-- START LISTED ENTRIES --
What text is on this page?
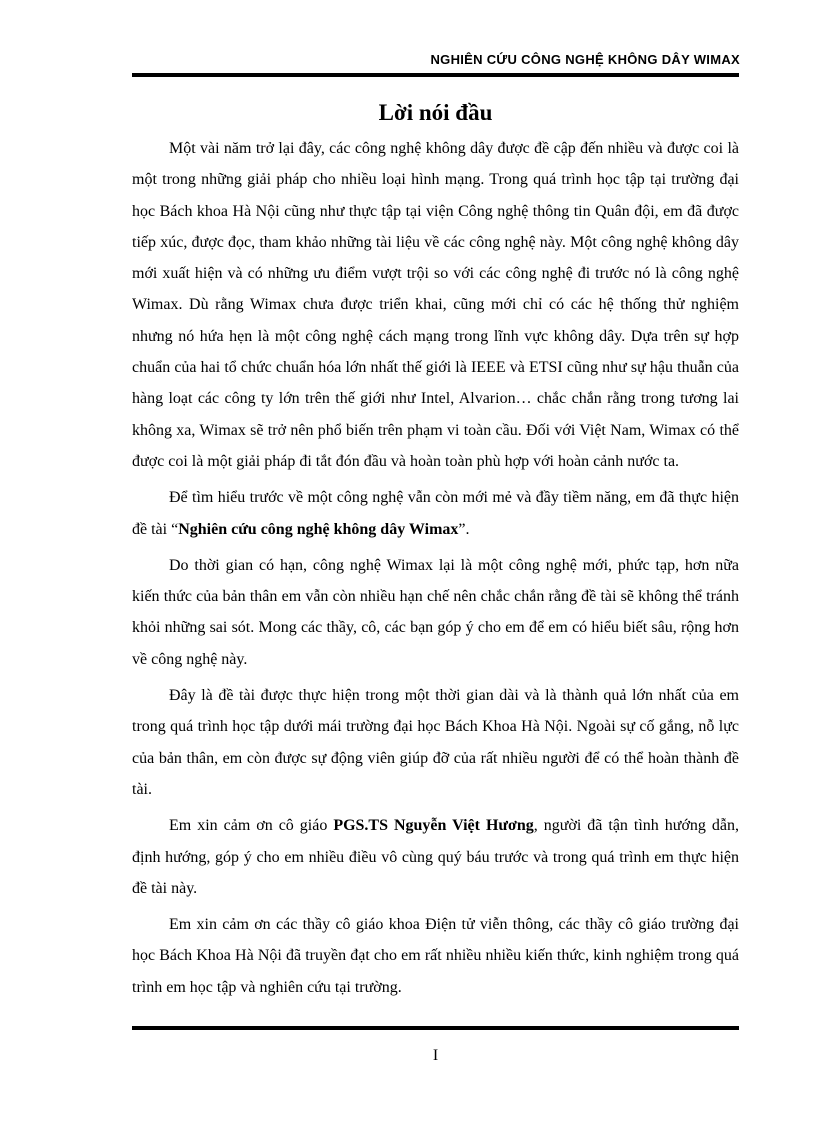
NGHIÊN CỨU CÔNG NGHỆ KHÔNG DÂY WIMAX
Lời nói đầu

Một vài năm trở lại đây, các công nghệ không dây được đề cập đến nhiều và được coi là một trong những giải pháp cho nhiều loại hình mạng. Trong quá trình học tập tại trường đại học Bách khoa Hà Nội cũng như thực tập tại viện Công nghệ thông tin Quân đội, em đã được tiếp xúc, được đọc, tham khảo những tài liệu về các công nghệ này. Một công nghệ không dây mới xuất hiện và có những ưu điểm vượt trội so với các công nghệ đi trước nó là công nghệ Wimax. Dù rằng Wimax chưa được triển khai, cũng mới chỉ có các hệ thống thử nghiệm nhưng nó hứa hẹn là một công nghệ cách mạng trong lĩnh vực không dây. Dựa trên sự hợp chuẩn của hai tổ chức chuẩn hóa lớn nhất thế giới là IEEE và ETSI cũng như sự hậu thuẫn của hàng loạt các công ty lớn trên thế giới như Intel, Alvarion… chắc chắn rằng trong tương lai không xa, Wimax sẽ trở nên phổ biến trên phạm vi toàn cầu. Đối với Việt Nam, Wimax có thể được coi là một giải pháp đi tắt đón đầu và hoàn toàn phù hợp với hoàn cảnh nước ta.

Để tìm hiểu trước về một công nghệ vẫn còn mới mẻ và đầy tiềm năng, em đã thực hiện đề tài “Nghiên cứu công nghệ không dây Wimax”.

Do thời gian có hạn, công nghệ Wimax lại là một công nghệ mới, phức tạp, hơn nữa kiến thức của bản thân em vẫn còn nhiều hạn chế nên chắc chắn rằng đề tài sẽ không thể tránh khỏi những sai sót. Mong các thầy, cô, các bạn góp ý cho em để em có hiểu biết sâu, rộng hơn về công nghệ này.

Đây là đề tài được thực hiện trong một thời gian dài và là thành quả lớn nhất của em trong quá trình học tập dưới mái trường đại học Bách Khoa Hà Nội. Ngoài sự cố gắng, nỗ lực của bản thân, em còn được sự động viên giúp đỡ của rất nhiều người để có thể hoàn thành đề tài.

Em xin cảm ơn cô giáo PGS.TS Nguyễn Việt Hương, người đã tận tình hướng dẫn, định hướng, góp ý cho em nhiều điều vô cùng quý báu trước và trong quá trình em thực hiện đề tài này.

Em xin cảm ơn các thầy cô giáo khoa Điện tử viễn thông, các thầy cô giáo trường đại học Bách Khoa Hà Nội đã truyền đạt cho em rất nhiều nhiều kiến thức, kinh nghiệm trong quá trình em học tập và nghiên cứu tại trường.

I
-- END LISTED ENTRIES --
**WRITTEN REQUEST:**
Copy each line exactly, and leave the pictures out of your copy.

**TASK RESULT:**
What text is on this page?
NGHIÊN CỨU CÔNG NGHỆ KHÔNG DÂY WIMAX
Lời nói đầu

Một vài năm trở lại đây, các công nghệ không dây được đề cập đến nhiều và được coi là một trong những giải pháp cho nhiều loại hình mạng. Trong quá trình học tập tại trường đại học Bách khoa Hà Nội cũng như thực tập tại viện Công nghệ thông tin Quân đội, em đã được tiếp xúc, được đọc, tham khảo những tài liệu về các công nghệ này. Một công nghệ không dây mới xuất hiện và có những ưu điểm vượt trội so với các công nghệ đi trước nó là công nghệ Wimax. Dù rằng Wimax chưa được triển khai, cũng mới chỉ có các hệ thống thử nghiệm nhưng nó hứa hẹn là một công nghệ cách mạng trong lĩnh vực không dây. Dựa trên sự hợp chuẩn của hai tổ chức chuẩn hóa lớn nhất thế giới là IEEE và ETSI cũng như sự hậu thuẫn của hàng loạt các công ty lớn trên thế giới như Intel, Alvarion… chắc chắn rằng trong tương lai không xa, Wimax sẽ trở nên phổ biến trên phạm vi toàn cầu. Đối với Việt Nam, Wimax có thể được coi là một giải pháp đi tắt đón đầu và hoàn toàn phù hợp với hoàn cảnh nước ta.

Để tìm hiểu trước về một công nghệ vẫn còn mới mẻ và đầy tiềm năng, em đã thực hiện đề tài “Nghiên cứu công nghệ không dây Wimax”.

Do thời gian có hạn, công nghệ Wimax lại là một công nghệ mới, phức tạp, hơn nữa kiến thức của bản thân em vẫn còn nhiều hạn chế nên chắc chắn rằng đề tài sẽ không thể tránh khỏi những sai sót. Mong các thầy, cô, các bạn góp ý cho em để em có hiểu biết sâu, rộng hơn về công nghệ này.

Đây là đề tài được thực hiện trong một thời gian dài và là thành quả lớn nhất của em trong quá trình học tập dưới mái trường đại học Bách Khoa Hà Nội. Ngoài sự cố gắng, nỗ lực của bản thân, em còn được sự động viên giúp đỡ của rất nhiều người để có thể hoàn thành đề tài.

Em xin cảm ơn cô giáo PGS.TS Nguyễn Việt Hương, người đã tận tình hướng dẫn, định hướng, góp ý cho em nhiều điều vô cùng quý báu trước và trong quá trình em thực hiện đề tài này.

Em xin cảm ơn các thầy cô giáo khoa Điện tử viễn thông, các thầy cô giáo trường đại học Bách Khoa Hà Nội đã truyền đạt cho em rất nhiều nhiều kiến thức, kinh nghiệm trong quá trình em học tập và nghiên cứu tại trường.

I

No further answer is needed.